Items listed in a dataset:
──────────────────────────────

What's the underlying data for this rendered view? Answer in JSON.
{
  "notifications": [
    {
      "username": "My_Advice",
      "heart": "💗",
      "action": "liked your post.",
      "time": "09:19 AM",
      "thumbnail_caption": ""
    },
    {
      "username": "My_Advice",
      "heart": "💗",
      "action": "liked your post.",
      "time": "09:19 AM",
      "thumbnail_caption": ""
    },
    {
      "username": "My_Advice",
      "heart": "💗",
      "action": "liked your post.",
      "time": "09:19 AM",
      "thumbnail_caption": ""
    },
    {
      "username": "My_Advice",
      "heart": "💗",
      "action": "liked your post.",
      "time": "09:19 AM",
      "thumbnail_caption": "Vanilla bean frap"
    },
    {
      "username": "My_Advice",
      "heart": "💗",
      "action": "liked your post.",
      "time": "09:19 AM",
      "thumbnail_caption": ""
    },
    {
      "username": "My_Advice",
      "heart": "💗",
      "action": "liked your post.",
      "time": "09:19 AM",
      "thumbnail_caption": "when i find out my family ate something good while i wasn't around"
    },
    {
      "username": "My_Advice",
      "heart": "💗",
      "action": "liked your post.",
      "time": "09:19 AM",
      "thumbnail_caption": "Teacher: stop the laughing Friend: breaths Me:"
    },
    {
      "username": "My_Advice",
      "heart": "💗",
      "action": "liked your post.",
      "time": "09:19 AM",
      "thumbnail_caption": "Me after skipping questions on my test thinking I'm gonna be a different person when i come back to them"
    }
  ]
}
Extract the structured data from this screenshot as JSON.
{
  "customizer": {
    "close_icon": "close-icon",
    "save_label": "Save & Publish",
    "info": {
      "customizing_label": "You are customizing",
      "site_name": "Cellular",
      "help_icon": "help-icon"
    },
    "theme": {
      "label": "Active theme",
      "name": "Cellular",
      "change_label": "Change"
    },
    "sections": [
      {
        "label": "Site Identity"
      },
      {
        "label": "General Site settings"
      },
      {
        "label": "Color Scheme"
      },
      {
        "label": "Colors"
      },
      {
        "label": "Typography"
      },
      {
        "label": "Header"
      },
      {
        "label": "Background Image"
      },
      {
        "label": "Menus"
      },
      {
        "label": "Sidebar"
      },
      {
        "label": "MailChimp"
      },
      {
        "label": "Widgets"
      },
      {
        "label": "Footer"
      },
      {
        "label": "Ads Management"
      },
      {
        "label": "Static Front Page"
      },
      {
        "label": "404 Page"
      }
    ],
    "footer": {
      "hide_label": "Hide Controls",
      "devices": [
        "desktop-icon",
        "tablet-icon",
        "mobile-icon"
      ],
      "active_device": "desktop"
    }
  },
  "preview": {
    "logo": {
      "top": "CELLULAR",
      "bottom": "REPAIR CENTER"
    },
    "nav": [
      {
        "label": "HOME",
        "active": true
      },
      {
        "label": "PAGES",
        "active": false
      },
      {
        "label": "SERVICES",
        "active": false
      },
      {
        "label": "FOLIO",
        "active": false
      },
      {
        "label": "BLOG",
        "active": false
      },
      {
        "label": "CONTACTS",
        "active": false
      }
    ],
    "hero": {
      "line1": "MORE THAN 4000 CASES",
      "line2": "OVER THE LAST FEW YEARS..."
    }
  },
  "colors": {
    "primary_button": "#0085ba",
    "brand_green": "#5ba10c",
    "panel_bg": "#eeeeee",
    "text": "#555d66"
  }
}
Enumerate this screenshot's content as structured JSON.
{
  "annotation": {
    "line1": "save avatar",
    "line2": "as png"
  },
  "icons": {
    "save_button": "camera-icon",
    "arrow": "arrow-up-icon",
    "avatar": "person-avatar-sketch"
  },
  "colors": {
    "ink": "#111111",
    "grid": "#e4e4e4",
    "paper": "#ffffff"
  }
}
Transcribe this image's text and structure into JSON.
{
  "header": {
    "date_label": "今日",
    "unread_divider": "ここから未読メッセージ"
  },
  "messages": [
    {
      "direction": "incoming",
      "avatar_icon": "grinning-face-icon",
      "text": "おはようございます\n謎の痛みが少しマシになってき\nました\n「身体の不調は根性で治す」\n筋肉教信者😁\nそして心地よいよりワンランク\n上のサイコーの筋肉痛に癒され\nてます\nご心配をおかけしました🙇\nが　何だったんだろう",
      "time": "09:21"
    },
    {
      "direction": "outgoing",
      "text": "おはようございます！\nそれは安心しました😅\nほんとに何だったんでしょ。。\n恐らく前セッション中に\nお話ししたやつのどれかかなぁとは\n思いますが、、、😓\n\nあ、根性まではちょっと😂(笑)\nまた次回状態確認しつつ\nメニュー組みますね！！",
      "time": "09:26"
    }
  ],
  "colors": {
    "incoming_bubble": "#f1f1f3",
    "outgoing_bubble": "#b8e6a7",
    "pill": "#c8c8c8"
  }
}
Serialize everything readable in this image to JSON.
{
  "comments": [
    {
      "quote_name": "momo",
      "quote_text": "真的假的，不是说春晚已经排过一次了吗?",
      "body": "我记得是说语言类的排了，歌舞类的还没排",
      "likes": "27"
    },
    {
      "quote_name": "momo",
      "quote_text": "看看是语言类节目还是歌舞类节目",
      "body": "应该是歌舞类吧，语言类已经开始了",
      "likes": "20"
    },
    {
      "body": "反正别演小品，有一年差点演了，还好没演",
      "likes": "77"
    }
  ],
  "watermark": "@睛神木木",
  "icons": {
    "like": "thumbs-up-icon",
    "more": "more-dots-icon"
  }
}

──────────────────────────────

# GIVEN TASK
Extract the data exactly as given.

# EXERCISE RESULT
What's the underlying data for this rendered view? Answer in JSON.
{
  "notifications": [
    {
      "username": "My_Advice",
      "heart": "💗",
      "action": "liked your post.",
      "time": "09:19 AM",
      "thumbnail_caption": ""
    },
    {
      "username": "My_Advice",
      "heart": "💗",
      "action": "liked your post.",
      "time": "09:19 AM",
      "thumbnail_caption": ""
    },
    {
      "username": "My_Advice",
      "heart": "💗",
      "action": "liked your post.",
      "time": "09:19 AM",
      "thumbnail_caption": ""
    },
    {
      "username": "My_Advice",
      "heart": "💗",
      "action": "liked your post.",
      "time": "09:19 AM",
      "thumbnail_caption": "Vanilla bean frap"
    },
    {
      "username": "My_Advice",
      "heart": "💗",
      "action": "liked your post.",
      "time": "09:19 AM",
      "thumbnail_caption": ""
    },
    {
      "username": "My_Advice",
      "heart": "💗",
      "action": "liked your post.",
      "time": "09:19 AM",
      "thumbnail_caption": "when i find out my family ate something good while i wasn't around"
    },
    {
      "username": "My_Advice",
      "heart": "💗",
      "action": "liked your post.",
      "time": "09:19 AM",
      "thumbnail_caption": "Teacher: stop the laughing Friend: breaths Me:"
    },
    {
      "username": "My_Advice",
      "heart": "💗",
      "action": "liked your post.",
      "time": "09:19 AM",
      "thumbnail_caption": "Me after skipping questions on my test thinking I'm gonna be a different person when i come back to them"
    }
  ]
}
Extract the structured data from this screenshot as JSON.
{
  "customizer": {
    "close_icon": "close-icon",
    "save_label": "Save & Publish",
    "info": {
      "customizing_label": "You are customizing",
      "site_name": "Cellular",
      "help_icon": "help-icon"
    },
    "theme": {
      "label": "Active theme",
      "name": "Cellular",
      "change_label": "Change"
    },
    "sections": [
      {
        "label": "Site Identity"
      },
      {
        "label": "General Site settings"
      },
      {
        "label": "Color Scheme"
      },
      {
        "label": "Colors"
      },
      {
        "label": "Typography"
      },
      {
        "label": "Header"
      },
      {
        "label": "Background Image"
      },
      {
        "label": "Menus"
      },
      {
        "label": "Sidebar"
      },
      {
        "label": "MailChimp"
      },
      {
        "label": "Widgets"
      },
      {
        "label": "Footer"
      },
      {
        "label": "Ads Management"
      },
      {
        "label": "Static Front Page"
      },
      {
        "label": "404 Page"
      }
    ],
    "footer": {
      "hide_label": "Hide Controls",
      "devices": [
        "desktop-icon",
        "tablet-icon",
        "mobile-icon"
      ],
      "active_device": "desktop"
    }
  },
  "preview": {
    "logo": {
      "top": "CELLULAR",
      "bottom": "REPAIR CENTER"
    },
    "nav": [
      {
        "label": "HOME",
        "active": true
      },
      {
        "label": "PAGES",
        "active": false
      },
      {
        "label": "SERVICES",
        "active": false
      },
      {
        "label": "FOLIO",
        "active": false
      },
      {
        "label": "BLOG",
        "active": false
      },
      {
        "label": "CONTACTS",
        "active": false
      }
    ],
    "hero": {
      "line1": "MORE THAN 4000 CASES",
      "line2": "OVER THE LAST FEW YEARS..."
    }
  },
  "colors": {
    "primary_button": "#0085ba",
    "brand_green": "#5ba10c",
    "panel_bg": "#eeeeee",
    "text": "#555d66"
  }
}
Enumerate this screenshot's content as structured JSON.
{
  "annotation": {
    "line1": "save avatar",
    "line2": "as png"
  },
  "icons": {
    "save_button": "camera-icon",
    "arrow": "arrow-up-icon",
    "avatar": "person-avatar-sketch"
  },
  "colors": {
    "ink": "#111111",
    "grid": "#e4e4e4",
    "paper": "#ffffff"
  }
}
Transcribe this image's text and structure into JSON.
{
  "header": {
    "date_label": "今日",
    "unread_divider": "ここから未読メッセージ"
  },
  "messages": [
    {
      "direction": "incoming",
      "avatar_icon": "grinning-face-icon",
      "text": "おはようございます\n謎の痛みが少しマシになってき\nました\n「身体の不調は根性で治す」\n筋肉教信者😁\nそして心地よいよりワンランク\n上のサイコーの筋肉痛に癒され\nてます\nご心配をおかけしました🙇\nが　何だったんだろう",
      "time": "09:21"
    },
    {
      "direction": "outgoing",
      "text": "おはようございます！\nそれは安心しました😅\nほんとに何だったんでしょ。。\n恐らく前セッション中に\nお話ししたやつのどれかかなぁとは\n思いますが、、、😓\n\nあ、根性まではちょっと😂(笑)\nまた次回状態確認しつつ\nメニュー組みますね！！",
      "time": "09:26"
    }
  ],
  "colors": {
    "incoming_bubble": "#f1f1f3",
    "outgoing_bubble": "#b8e6a7",
    "pill": "#c8c8c8"
  }
}
Serialize everything readable in this image to JSON.
{
  "comments": [
    {
      "quote_name": "momo",
      "quote_text": "真的假的，不是说春晚已经排过一次了吗?",
      "body": "我记得是说语言类的排了，歌舞类的还没排",
      "likes": "27"
    },
    {
      "quote_name": "momo",
      "quote_text": "看看是语言类节目还是歌舞类节目",
      "body": "应该是歌舞类吧，语言类已经开始了",
      "likes": "20"
    },
    {
      "body": "反正别演小品，有一年差点演了，还好没演",
      "likes": "77"
    }
  ],
  "watermark": "@睛神木木",
  "icons": {
    "like": "thumbs-up-icon",
    "more": "more-dots-icon"
  }
}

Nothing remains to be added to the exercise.